§ **INSTRUCTIONS FOR THE TASK**
Return every line of the data below word for word, leaving out the pictures.

§ **MATERIAL PROVIDED**

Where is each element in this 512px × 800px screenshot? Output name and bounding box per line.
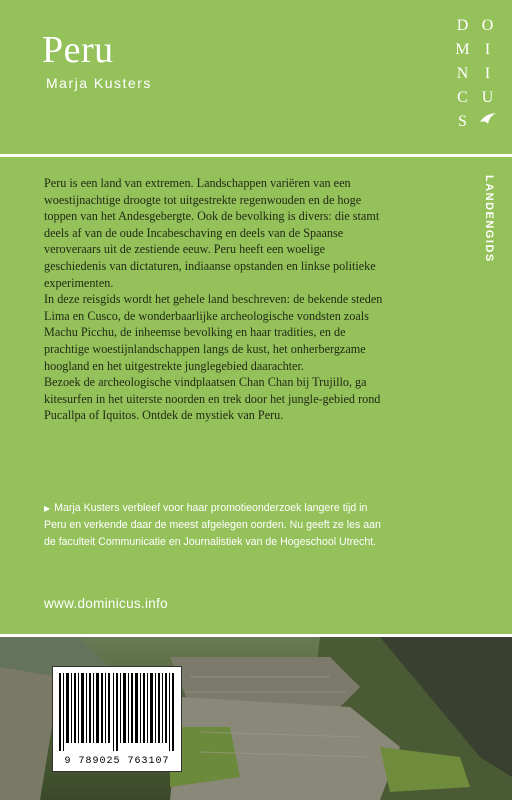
logo-letter: M	[455, 41, 470, 58]
cover-header	[0, 0, 512, 155]
bird-icon	[475, 110, 500, 134]
isbn-digits: 9 789025 763107	[64, 756, 170, 767]
logo-letter: I	[484, 65, 491, 82]
blurb-paragraph: Bezoek de archeologische vindplaatsen Chan Chan bij Trujillo, ga kitesurfen in het uiterste noorden en trek door het jungle-gebied rond Pucallpa of Iquitos. Ontdek de mystiek van Peru.	[44, 375, 381, 423]
series-label: LANDENGIDS	[483, 175, 495, 263]
blurb-paragraph: Peru is een land van extremen. Landschappen variëren van een woestijnachtige droogte tot uitgestrekte regenwouden en de hoge toppen van het Andesgebergte. Ook de bevolking is divers: die stamt deels af van de oude Incabeschaving en deels van de Spaanse veroveraars uit de zestiende eeuw. Peru heeft een woelige geschiedenis van dictaturen, indiaanse opstanden en linkse politieke experimenten.	[44, 176, 380, 290]
machu-picchu-photo	[0, 637, 512, 800]
blurb	[44, 175, 384, 424]
logo-letter: S	[458, 113, 467, 130]
author-bio	[44, 500, 384, 551]
logo-letter: D	[456, 17, 469, 34]
book-author: Marja Kusters	[46, 75, 152, 91]
triangle-bullet-icon: ▶	[44, 504, 51, 513]
isbn-barcode	[52, 666, 182, 772]
book-title: Peru	[42, 29, 114, 71]
logo-letter: U	[481, 89, 494, 106]
publisher-website: www.dominicus.info	[44, 596, 168, 611]
author-bio-text: Marja Kusters verbleef voor haar promotieonderzoek langere tijd in Peru en verkende daar de meest afgelegen oorden. Nu geeft ze les aan de faculteit Communicatie en Journalistiek van de Hogeschool Utrecht.	[44, 502, 381, 548]
publisher-logo	[450, 14, 500, 134]
blurb-paragraph: In deze reisgids wordt het gehele land beschreven: de bekende steden Lima en Cusco, de wonderbaarlijke archeologische vondsten zoals Machu Picchu, de inheemse bevolking en haar tradities, en de prachtige woestijnlandschappen langs de kust, het onherbergzame hoogland en het uitgestrekte junglegebied daarachter.	[44, 292, 383, 373]
logo-letter: O	[481, 17, 494, 34]
logo-letter: N	[456, 65, 469, 82]
header-divider	[0, 154, 512, 157]
logo-letter: C	[457, 89, 468, 106]
logo-letter: I	[484, 41, 491, 58]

§ **IN RESPONSE**
Where is each element in this 512px × 800px screenshot? Output name and bounding box per line.
logo-letter: M	[455, 41, 470, 58]
cover-header	[0, 0, 512, 155]
bird-icon	[475, 110, 500, 134]
isbn-digits: 9 789025 763107	[64, 756, 170, 767]
logo-letter: I	[484, 65, 491, 82]
blurb-paragraph: Bezoek de archeologische vindplaatsen Chan Chan bij Trujillo, ga kitesurfen in het uiterste noorden en trek door het jungle-gebied rond Pucallpa of Iquitos. Ontdek de mystiek van Peru.	[44, 375, 381, 423]
series-label: LANDENGIDS	[483, 175, 495, 263]
blurb-paragraph: Peru is een land van extremen. Landschappen variëren van een woestijnachtige droogte tot uitgestrekte regenwouden en de hoge toppen van het Andesgebergte. Ook de bevolking is divers: die stamt deels af van de oude Incabeschaving en deels van de Spaanse veroveraars uit de zestiende eeuw. Peru heeft een woelige geschiedenis van dictaturen, indiaanse opstanden en linkse politieke experimenten.	[44, 176, 380, 290]
machu-picchu-photo	[0, 637, 512, 800]
blurb	[44, 175, 384, 424]
logo-letter: S	[458, 113, 467, 130]
author-bio	[44, 500, 384, 551]
logo-letter: D	[456, 17, 469, 34]
book-author: Marja Kusters	[46, 75, 152, 91]
triangle-bullet-icon: ▶	[44, 504, 51, 513]
isbn-barcode	[52, 666, 182, 772]
book-title: Peru	[42, 29, 114, 71]
logo-letter: U	[481, 89, 494, 106]
publisher-website: www.dominicus.info	[44, 596, 168, 611]
author-bio-text: Marja Kusters verbleef voor haar promotieonderzoek langere tijd in Peru en verkende daar de meest afgelegen oorden. Nu geeft ze les aan de faculteit Communicatie en Journalistiek van de Hogeschool Utrecht.	[44, 502, 381, 548]
publisher-logo	[450, 14, 500, 134]
blurb-paragraph: In deze reisgids wordt het gehele land beschreven: de bekende steden Lima en Cusco, de wonderbaarlijke archeologische vondsten zoals Machu Picchu, de inheemse bevolking en haar tradities, en de prachtige woestijnlandschappen langs de kust, het onherbergzame hoogland en het uitgestrekte junglegebied daarachter.	[44, 292, 383, 373]
logo-letter: O	[481, 17, 494, 34]
logo-letter: N	[456, 65, 469, 82]
header-divider	[0, 154, 512, 157]
logo-letter: C	[457, 89, 468, 106]
logo-letter: I	[484, 41, 491, 58]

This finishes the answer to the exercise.